▸ Fragmento
↓↓↓

Cuando
el bullicio va alejándose de los Terceros, ya destaca el exorno de los pasos, al
final de la calle Santiago. Dos mundos cercanos y distantes. Los cirios
consumidos, las rosas cercanas a marchitarse en la calle Sol y el olor a flor
fresca y a cera intacta en la antigua Plaza de López Pintado. La Virgen del
Subterráneo está acompañada por hermanos vestidos de túnica blanca que se
despiden de Ella agradeciéndole haber podido estar allí un año más. La del
Rocío por otros hermanos que le piden poder realizar su estación de penitencia
horas después, poder preceder su camino de ida y vuelta a la Catedral, poder
estar con Ella y su bendito Hijo.
Otra
multitud se va formando junto a la puerta de San Roque esperando la cercana
proximidad de la cruz de guía que diseñara Manuel Seco Velasco. El puente
espera a la Estrella. La Amargura pasa por el Salvador y el Amor está saliendo
de la Catedral, mientras por San Marcos se escuchan los sones que acercan el
itinerario de vuelta de la leyenda azul y plata. Es Lunes Santo, sí, ya es
Lunes Santo.
Mientras
se ponen flores por distintos sitios de la ciudad, dibujando una vía láctea
sentimental que alumbra de ilusión su geografía, la nostalgia más entrañablemente
verdadera estremece la memoria en el regreso de las cofradías de la tarde que
engendró esta noche. Para ellas aún es Domingo de Ramos.
Impacientes,
las hermanas de la Cruz aguardan la poética aparición del cortejo de silencio
blanco, que anticipará la eterna visión del llanto amargo de la Madre de Dios
consolada por el discípulo que le mira, como le mirase hace siglos por la vía
dolorosa. El Señor de Pasión, en su pequeña Capilla, a ras de suelo, ve abrirse
las puertas del Salvador para que comience a entrar la segunda parte de la cofradía
que explotaba de júbilo en la primera hora de la tarde, cuando niños vestidos
de blanco bajaban la rampa de la ilusión
sonora y contenida. Entra San Roque. El puente de Isabel II vibra. Las monjas
de Santa Paula escuchan los tambores y cornetas que el Arahal va dejando por
los muros de cal de los callejones en su laberinto, cuando el Cristo moreno de
San Julián los acaricia con la punta de sus dedos. Y el Señor del Gran Poder
permanece ingrávido sobre el suelo de su Basílica, con sus manos desgastadas
por los besos de Sevilla entera.

↑↑↑

▸ Tareas por realizar
• 1. ¿Qué vías o espacios aparecen en el fragmento sobre la Semana Santa de Sevilla con la palabra «calle» o «plaza» en su nombre? Enuméralos todos.
• 2. Responde a estas preguntas sobre el fragmento sobre la Semana Santa de Sevilla:
(a) ¿Quién diseñó la cruz de guía que espera la multitud junto a la puerta de San Roque?
(b) ¿Con qué túnica van vestidos los hermanos que acompañan a la Virgen del Subterráneo?
(c) ¿Qué monjas escuchan los tambores y cornetas del Arahal?
• 3. Retoma el fragmento sobre la Semana Santa de Sevilla y prolóngalo a partir de su última frase.

▸ Datos en bruto

↓↓↓

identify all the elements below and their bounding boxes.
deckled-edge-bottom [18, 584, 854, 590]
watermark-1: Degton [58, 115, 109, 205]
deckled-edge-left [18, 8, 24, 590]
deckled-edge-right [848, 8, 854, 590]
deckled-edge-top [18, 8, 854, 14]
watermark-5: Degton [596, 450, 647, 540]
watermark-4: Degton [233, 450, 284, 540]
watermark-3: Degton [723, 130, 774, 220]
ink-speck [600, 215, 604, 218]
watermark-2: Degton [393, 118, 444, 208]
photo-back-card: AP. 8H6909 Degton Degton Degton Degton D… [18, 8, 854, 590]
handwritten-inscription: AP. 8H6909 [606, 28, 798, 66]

↑↑↑

▸ Respuestas
• 1.
calle Santiago
calle Sol
antigua Plaza de López Pintado

• 2.
(a) Manuel Seco Velasco.
(b) Con túnica blanca.
(c) Las monjas de Santa Paula.

• 3.
Luna
creciente. Se van vaciando entre suspiros y abrazos las iglesias que horas más
tarde se llenarán de gozo. El Museo, San Vicente entre susurros de carey por la
plaza de Teresa Enríquez, la Virgen de las Tristezas busca con sus ojos la
mirada vacía del que duerme esperando la gloria del tercer día. En San Andrés,
suena el eco de las ánimas, en el más puro silencio. Duerme –para madrugar- el Polígono.
La Virgen niña de Guadalupe restalla de belleza entre flores despidiendo a los
últimos que van cerrando la capilla. El extremo más bendito de Triana surca
recto, buscando desde el Barrio de León la Estrella; y en el Tiro de Línea, solo,
inocente, cautivo, paciente, abandonado, auténtico, Dios mismo, espera que su
barrio le dé lo que sus discípulos le negaron: La traición que en los ojos del Señor
de la Redención es autenticidad en la que el amor lo borra. Lo borra todo.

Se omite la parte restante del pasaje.